**PROBLEM TO SOLVE**
Read the records and gather each line that includes "Password".

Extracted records
==============================
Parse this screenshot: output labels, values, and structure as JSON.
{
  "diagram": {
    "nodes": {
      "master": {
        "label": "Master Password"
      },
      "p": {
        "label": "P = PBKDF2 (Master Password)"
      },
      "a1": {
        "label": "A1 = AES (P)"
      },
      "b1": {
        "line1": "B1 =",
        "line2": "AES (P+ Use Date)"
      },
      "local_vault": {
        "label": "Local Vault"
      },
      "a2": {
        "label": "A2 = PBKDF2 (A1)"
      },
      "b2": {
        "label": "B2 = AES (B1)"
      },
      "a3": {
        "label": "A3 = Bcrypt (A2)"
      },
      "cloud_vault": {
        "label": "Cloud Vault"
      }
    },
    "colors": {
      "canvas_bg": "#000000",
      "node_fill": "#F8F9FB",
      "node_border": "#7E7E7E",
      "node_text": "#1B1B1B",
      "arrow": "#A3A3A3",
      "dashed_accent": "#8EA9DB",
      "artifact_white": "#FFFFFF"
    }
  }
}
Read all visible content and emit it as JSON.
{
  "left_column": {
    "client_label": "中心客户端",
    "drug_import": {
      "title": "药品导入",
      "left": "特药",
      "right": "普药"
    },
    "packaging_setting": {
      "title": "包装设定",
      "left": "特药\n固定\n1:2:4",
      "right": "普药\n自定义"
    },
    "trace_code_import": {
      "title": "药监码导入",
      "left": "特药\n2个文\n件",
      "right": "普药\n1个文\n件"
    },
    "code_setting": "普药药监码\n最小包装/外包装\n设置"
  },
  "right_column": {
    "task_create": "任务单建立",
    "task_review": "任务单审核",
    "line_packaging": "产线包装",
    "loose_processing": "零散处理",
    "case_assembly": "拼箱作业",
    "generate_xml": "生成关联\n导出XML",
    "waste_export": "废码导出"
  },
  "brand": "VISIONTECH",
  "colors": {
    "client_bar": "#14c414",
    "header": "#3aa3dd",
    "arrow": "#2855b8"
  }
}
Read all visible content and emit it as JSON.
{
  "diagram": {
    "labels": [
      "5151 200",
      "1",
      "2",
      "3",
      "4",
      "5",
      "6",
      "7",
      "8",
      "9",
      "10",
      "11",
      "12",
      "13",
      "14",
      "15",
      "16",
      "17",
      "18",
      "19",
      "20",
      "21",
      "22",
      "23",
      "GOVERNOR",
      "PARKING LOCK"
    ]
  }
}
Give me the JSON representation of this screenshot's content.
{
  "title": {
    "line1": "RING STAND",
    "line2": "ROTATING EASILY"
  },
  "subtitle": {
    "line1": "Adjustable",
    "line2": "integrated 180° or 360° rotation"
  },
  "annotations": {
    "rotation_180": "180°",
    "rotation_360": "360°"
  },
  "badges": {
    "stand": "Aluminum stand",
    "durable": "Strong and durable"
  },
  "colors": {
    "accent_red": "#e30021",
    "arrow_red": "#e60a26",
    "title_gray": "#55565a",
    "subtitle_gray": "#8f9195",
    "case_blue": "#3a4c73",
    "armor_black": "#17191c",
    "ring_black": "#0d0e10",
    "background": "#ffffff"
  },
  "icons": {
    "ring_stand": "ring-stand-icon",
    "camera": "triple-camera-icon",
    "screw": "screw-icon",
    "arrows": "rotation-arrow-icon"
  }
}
==============================
**EXERCISE RESULT**
        "label": "Master Password"
        "label": "P = PBKDF2 (Master Password)"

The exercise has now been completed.